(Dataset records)
___

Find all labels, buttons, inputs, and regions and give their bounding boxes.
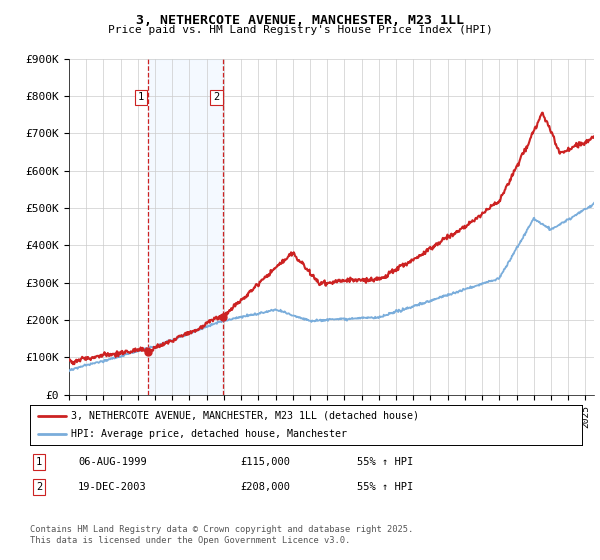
Text: 55% ↑ HPI: 55% ↑ HPI bbox=[357, 457, 413, 467]
Text: 1: 1 bbox=[36, 457, 42, 467]
Text: £115,000: £115,000 bbox=[240, 457, 290, 467]
Text: Contains HM Land Registry data © Crown copyright and database right 2025.
This d: Contains HM Land Registry data © Crown c… bbox=[30, 525, 413, 545]
Text: HPI: Average price, detached house, Manchester: HPI: Average price, detached house, Manc… bbox=[71, 430, 347, 439]
Text: Price paid vs. HM Land Registry's House Price Index (HPI): Price paid vs. HM Land Registry's House … bbox=[107, 25, 493, 35]
Text: 2: 2 bbox=[36, 482, 42, 492]
Text: 55% ↑ HPI: 55% ↑ HPI bbox=[357, 482, 413, 492]
Text: 2: 2 bbox=[214, 92, 220, 102]
Text: 3, NETHERCOTE AVENUE, MANCHESTER, M23 1LL: 3, NETHERCOTE AVENUE, MANCHESTER, M23 1L… bbox=[136, 14, 464, 27]
Text: 19-DEC-2003: 19-DEC-2003 bbox=[78, 482, 147, 492]
Text: 1: 1 bbox=[138, 92, 144, 102]
Text: 3, NETHERCOTE AVENUE, MANCHESTER, M23 1LL (detached house): 3, NETHERCOTE AVENUE, MANCHESTER, M23 1L… bbox=[71, 411, 419, 421]
Text: £208,000: £208,000 bbox=[240, 482, 290, 492]
Bar bbox=[148, 59, 223, 395]
Text: 06-AUG-1999: 06-AUG-1999 bbox=[78, 457, 147, 467]
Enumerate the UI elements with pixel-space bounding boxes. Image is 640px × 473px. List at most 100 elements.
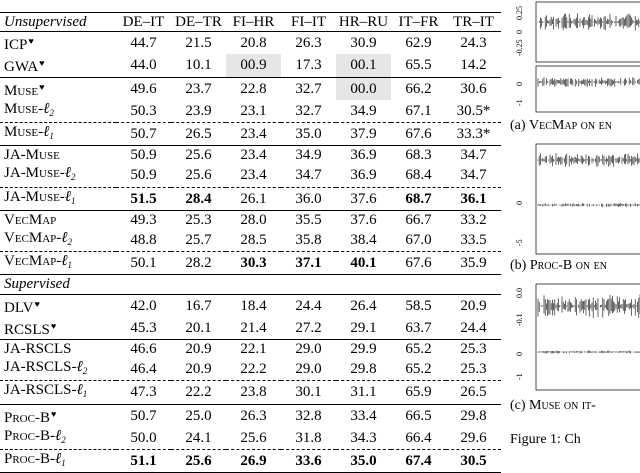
table-row: JA-Muse-ℓ2 50.9 25.6 23.4 34.7 36.9 68.4 34.7 — [0, 164, 501, 187]
tick-label: 0 — [515, 201, 524, 205]
ell-symbol: ℓ — [64, 188, 72, 205]
score-cell: 67.6 — [391, 122, 446, 146]
score-cell: 24.3 — [446, 31, 501, 55]
score-cell: 50.9 — [116, 164, 171, 187]
score-cell: 22.8 — [226, 76, 281, 100]
score-cell: 47.3 — [116, 380, 171, 405]
score-value: 20.9 — [185, 341, 212, 358]
score-cell: 30.6 — [446, 76, 501, 100]
score-value: 23.1 — [240, 102, 267, 119]
score-value: 20.8 — [240, 35, 267, 52]
column-header — [336, 274, 391, 295]
norm-subscript: 1 — [71, 195, 76, 206]
tick-label: -1 — [515, 99, 524, 106]
score-cell: 67.0 — [391, 229, 446, 252]
score-cell: 37.6 — [336, 209, 391, 230]
score-cell: 67.4 — [391, 449, 446, 473]
score-cell: 65.2 — [391, 339, 446, 359]
score-value: 67.4 — [405, 453, 432, 470]
score-cell: 23.7 — [171, 76, 226, 100]
score-cell: 36.1 — [446, 186, 501, 211]
score-cell: 33.6 — [281, 449, 336, 473]
score-value: 35.0 — [295, 126, 322, 143]
score-value: 34.7 — [460, 147, 487, 164]
score-value: 67.6 — [405, 255, 432, 272]
score-value: 25.7 — [185, 232, 212, 249]
score-cell: 18.4 — [226, 293, 281, 317]
score-cell: 23.1 — [226, 100, 281, 123]
plot-a-bottom-frame — [535, 65, 640, 113]
results-table: Unsupervised DE–IT DE–TR FI–HR FI–IT HR–RU IT–… — [0, 11, 501, 473]
score-cell: 25.6 — [171, 449, 226, 473]
score-value: 32.7 — [295, 80, 322, 97]
score-value: 20.9 — [460, 297, 487, 314]
ell-symbol: ℓ — [76, 359, 83, 376]
score-value: 26.5 — [460, 384, 487, 401]
table-row: Muse♥ 49.6 23.7 22.8 32.7 00.0 66.2 30.6 — [0, 76, 501, 100]
score-value: 24.4 — [295, 297, 322, 314]
score-cell: 24.1 — [171, 427, 226, 450]
score-cell: 20.9 — [171, 339, 226, 359]
method-name: Proc-B-ℓ2 — [0, 427, 116, 450]
method-name: RCSLS♥ — [0, 317, 116, 340]
heart-icon: ♥ — [28, 36, 34, 47]
score-value: 34.9 — [350, 102, 377, 119]
method-label: JA-RSCLS- — [4, 359, 77, 376]
method-name: Muse-ℓ1 — [0, 122, 116, 146]
score-value: 36.1 — [460, 190, 487, 207]
score-value: 23.9 — [185, 102, 212, 119]
norm-subscript: 1 — [49, 131, 54, 142]
score-cell: 23.9 — [171, 100, 226, 123]
score-value: 16.7 — [185, 297, 212, 314]
score-cell: 31.1 — [336, 380, 391, 405]
score-cell: 33.4 — [336, 403, 391, 427]
score-value: 29.6 — [460, 429, 487, 446]
method-name: Proc-B-ℓ1 — [0, 449, 116, 473]
score-cell: 36.9 — [336, 145, 391, 165]
section-header-row: Supervised — [0, 274, 501, 295]
column-header — [226, 274, 281, 295]
score-cell: 26.5 — [171, 122, 226, 146]
score-cell: 30.5 — [446, 449, 501, 473]
score-value: 29.0 — [295, 361, 322, 378]
score-value: 21.4 — [240, 319, 267, 336]
method-name: VecMap-ℓ2 — [0, 229, 116, 252]
score-value: 22.1 — [240, 341, 267, 358]
score-value: 29.9 — [350, 341, 377, 358]
score-value: 35.9 — [460, 255, 487, 272]
score-cell: 38.4 — [336, 229, 391, 252]
column-header — [446, 274, 501, 295]
score-value: 25.6 — [185, 453, 212, 470]
score-value: 25.6 — [240, 429, 267, 446]
score-cell: 33.2 — [446, 209, 501, 230]
norm-subscript: 2 — [71, 172, 76, 183]
column-header: FI–IT — [281, 11, 336, 32]
score-cell: 20.9 — [446, 293, 501, 317]
score-cell: 44.7 — [116, 31, 171, 55]
score-cell: 28.2 — [171, 251, 226, 275]
score-value: 30.9 — [350, 35, 377, 52]
score-cell: 32.7 — [281, 76, 336, 100]
score-value: 26.9 — [240, 453, 267, 470]
score-value: 30.5 — [460, 453, 487, 470]
score-value: 66.5 — [405, 407, 432, 424]
norm-subscript: 2 — [67, 237, 73, 248]
table-row: RCSLS♥ 45.3 20.1 21.4 27.2 29.1 63.7 24.4 — [0, 317, 501, 340]
table-row: JA-RSCLS 46.6 20.9 22.1 29.0 29.9 65.2 25.3 — [0, 339, 501, 359]
norm-subscript: 2 — [61, 434, 66, 445]
score-value: 23.8 — [240, 384, 267, 401]
score-value: 30.6 — [460, 80, 487, 97]
score-cell: 36.9 — [336, 164, 391, 187]
score-cell: 37.1 — [281, 251, 336, 275]
score-cell: 29.9 — [336, 339, 391, 359]
score-cell: 25.3 — [171, 209, 226, 230]
score-cell: 45.3 — [116, 317, 171, 340]
score-value: 23.7 — [185, 80, 212, 97]
score-value: 32.7 — [295, 102, 322, 119]
table-row: ICP♥ 44.7 21.5 20.8 26.3 30.9 62.9 24.3 — [0, 31, 501, 55]
score-cell: 00.9 — [226, 54, 281, 78]
score-cell: 10.1 — [171, 54, 226, 77]
score-cell: 63.7 — [391, 317, 446, 340]
score-value: 50.9 — [130, 167, 157, 184]
norm-subscript: 1 — [67, 260, 73, 271]
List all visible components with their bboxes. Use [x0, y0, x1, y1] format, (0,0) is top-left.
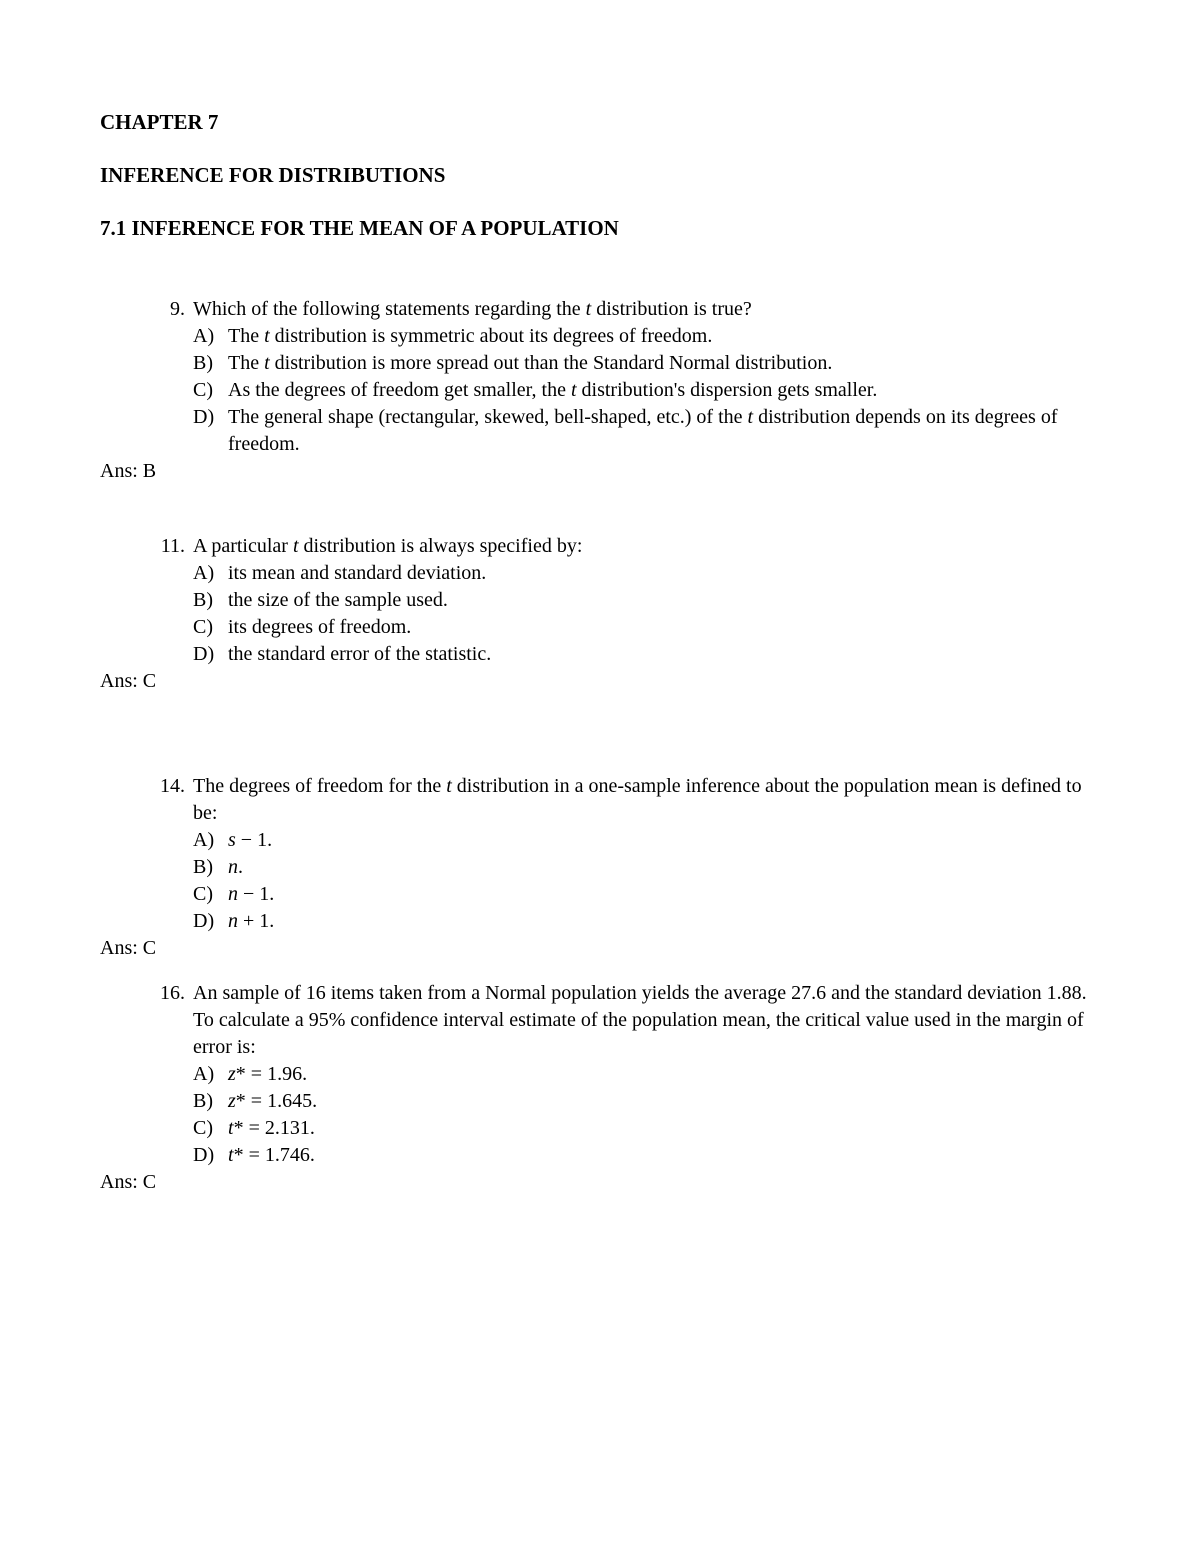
- option-letter: D): [193, 908, 228, 935]
- option-text: The general shape (rectangular, skewed, …: [228, 404, 1100, 458]
- option-letter: A): [193, 1061, 228, 1088]
- option-text: The t distribution is more spread out th…: [228, 350, 1100, 377]
- option-letter: C): [193, 881, 228, 908]
- option-text: s − 1.: [228, 827, 1100, 854]
- option-text: t* = 2.131.: [228, 1115, 1100, 1142]
- question-text: A particular t distribution is always sp…: [193, 533, 1100, 560]
- option-text: As the degrees of freedom get smaller, t…: [228, 377, 1100, 404]
- option-text: n.: [228, 854, 1100, 881]
- question-text: The degrees of freedom for the t distrib…: [193, 773, 1100, 827]
- option-text: the size of the sample used.: [228, 587, 1100, 614]
- question-stem: 11. A particular t distribution is alway…: [100, 533, 1100, 560]
- question-block: 16. An sample of 16 items taken from a N…: [100, 980, 1100, 1194]
- document-page: CHAPTER 7 INFERENCE FOR DISTRIBUTIONS 7.…: [0, 0, 1200, 1553]
- option-text: n − 1.: [228, 881, 1100, 908]
- option-text: t* = 1.746.: [228, 1142, 1100, 1169]
- option-letter: B): [193, 587, 228, 614]
- question-number: 11.: [140, 533, 193, 560]
- chapter-title-text: INFERENCE FOR DISTRIBUTIONS: [100, 163, 445, 187]
- option-text: its degrees of freedom.: [228, 614, 1100, 641]
- option-text: The t distribution is symmetric about it…: [228, 323, 1100, 350]
- question-text: Which of the following statements regard…: [193, 296, 1100, 323]
- option-text: n + 1.: [228, 908, 1100, 935]
- option-row: C) n − 1.: [100, 881, 1100, 908]
- option-letter: D): [193, 641, 228, 668]
- option-letter: A): [193, 827, 228, 854]
- answer-line: Ans: C: [100, 937, 1100, 960]
- option-row: A) The t distribution is symmetric about…: [100, 323, 1100, 350]
- option-row: A) z* = 1.96.: [100, 1061, 1100, 1088]
- option-letter: C): [193, 377, 228, 404]
- chapter-heading: CHAPTER 7: [100, 110, 1100, 135]
- option-letter: B): [193, 350, 228, 377]
- chapter-title: INFERENCE FOR DISTRIBUTIONS: [100, 163, 1100, 188]
- option-text: z* = 1.96.: [228, 1061, 1100, 1088]
- option-letter: B): [193, 854, 228, 881]
- option-row: B) the size of the sample used.: [100, 587, 1100, 614]
- answer-line: Ans: B: [100, 460, 1100, 483]
- question-number: 9.: [140, 296, 193, 323]
- option-row: B) n.: [100, 854, 1100, 881]
- option-letter: C): [193, 1115, 228, 1142]
- option-row: D) The general shape (rectangular, skewe…: [100, 404, 1100, 458]
- option-row: D) n + 1.: [100, 908, 1100, 935]
- question-block: 14. The degrees of freedom for the t dis…: [100, 773, 1100, 960]
- chapter-heading-text: CHAPTER 7: [100, 110, 218, 134]
- question-text: An sample of 16 items taken from a Norma…: [193, 980, 1100, 1061]
- option-row: C) As the degrees of freedom get smaller…: [100, 377, 1100, 404]
- option-row: D) the standard error of the statistic.: [100, 641, 1100, 668]
- option-letter: D): [193, 404, 228, 431]
- option-row: A) s − 1.: [100, 827, 1100, 854]
- option-text: its mean and standard deviation.: [228, 560, 1100, 587]
- section-title: 7.1 INFERENCE FOR THE MEAN OF A POPULATI…: [100, 216, 1100, 241]
- section-title-text: 7.1 INFERENCE FOR THE MEAN OF A POPULATI…: [100, 216, 619, 240]
- option-letter: A): [193, 560, 228, 587]
- question-number: 14.: [140, 773, 193, 800]
- question-stem: 9. Which of the following statements reg…: [100, 296, 1100, 323]
- option-text: z* = 1.645.: [228, 1088, 1100, 1115]
- question-stem: 14. The degrees of freedom for the t dis…: [100, 773, 1100, 827]
- question-block: 11. A particular t distribution is alway…: [100, 533, 1100, 693]
- question-stem: 16. An sample of 16 items taken from a N…: [100, 980, 1100, 1061]
- option-letter: B): [193, 1088, 228, 1115]
- question-number: 16.: [140, 980, 193, 1007]
- question-block: 9. Which of the following statements reg…: [100, 296, 1100, 483]
- answer-line: Ans: C: [100, 1171, 1100, 1194]
- option-letter: A): [193, 323, 228, 350]
- option-row: B) The t distribution is more spread out…: [100, 350, 1100, 377]
- option-letter: C): [193, 614, 228, 641]
- option-row: C) its degrees of freedom.: [100, 614, 1100, 641]
- option-row: B) z* = 1.645.: [100, 1088, 1100, 1115]
- option-row: D) t* = 1.746.: [100, 1142, 1100, 1169]
- option-letter: D): [193, 1142, 228, 1169]
- option-text: the standard error of the statistic.: [228, 641, 1100, 668]
- option-row: A) its mean and standard deviation.: [100, 560, 1100, 587]
- option-row: C) t* = 2.131.: [100, 1115, 1100, 1142]
- answer-line: Ans: C: [100, 670, 1100, 693]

___

Quote every line of the records from the one containing "Text: 55% ↑ HPI: 55% ↑ HPI bbox=[357, 457, 413, 467]" down to the one containing "Text: HPI: Average", both included, with no changes.

**EXPECTED ANSWER:**
Text: 55% ↑ HPI: 55% ↑ HPI bbox=[357, 457, 413, 467]
Text: 1: 1 bbox=[36, 457, 42, 467]
Text: £115,000: £115,000 bbox=[240, 457, 290, 467]
Text: Contains HM Land Registry data © Crown copyright and database right 2025.
This d: Contains HM Land Registry data © Crown c… bbox=[30, 525, 413, 545]
Text: HPI: Average price, detached house, Manchester: HPI: Average price, detached house, Manc… bbox=[71, 430, 347, 439]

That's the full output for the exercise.